+++ Data to process
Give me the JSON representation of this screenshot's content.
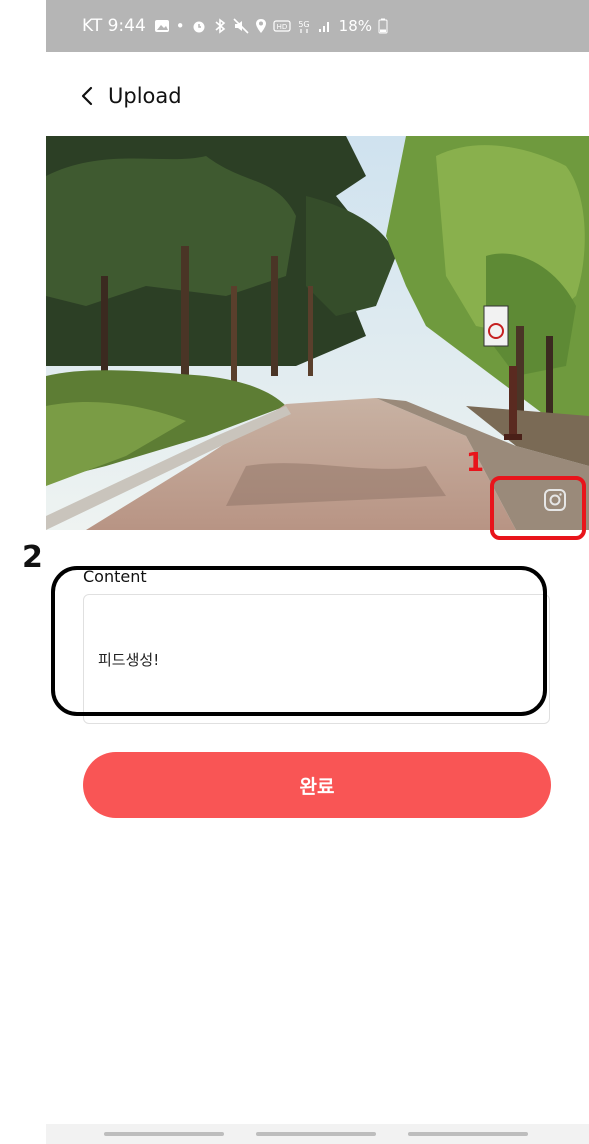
{
  "status_bar": {
    "carrier_time": "KT 9:44",
    "battery": "18%",
    "icons": [
      "gallery-icon",
      "dot-icon",
      "alarm-icon",
      "bluetooth-icon",
      "mute-icon",
      "location-icon",
      "hd-icon",
      "5g-icon",
      "signal-icon",
      "battery-icon"
    ]
  },
  "header": {
    "back_icon": "chevron-left-icon",
    "title": "Upload"
  },
  "photo": {
    "description_icon": "instagram-icon"
  },
  "form": {
    "content_label": "Content",
    "content_value": "피드생성!"
  },
  "submit_label": "완료",
  "annotations": {
    "one": "1",
    "two": "2"
  },
  "colors": {
    "status_bar": "#b5b5b5",
    "accent": "#f95555",
    "annotation_red": "#e8141b"
  }
}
++++++
**Given request**
Transcribe the material as is, with images omitted.

**Response below**
Give me the JSON representation of this screenshot's content.
{
  "status_bar": {
    "carrier_time": "KT 9:44",
    "battery": "18%",
    "icons": [
      "gallery-icon",
      "dot-icon",
      "alarm-icon",
      "bluetooth-icon",
      "mute-icon",
      "location-icon",
      "hd-icon",
      "5g-icon",
      "signal-icon",
      "battery-icon"
    ]
  },
  "header": {
    "back_icon": "chevron-left-icon",
    "title": "Upload"
  },
  "photo": {
    "description_icon": "instagram-icon"
  },
  "form": {
    "content_label": "Content",
    "content_value": "피드생성!"
  },
  "submit_label": "완료",
  "annotations": {
    "one": "1",
    "two": "2"
  },
  "colors": {
    "status_bar": "#b5b5b5",
    "accent": "#f95555",
    "annotation_red": "#e8141b"
  }
}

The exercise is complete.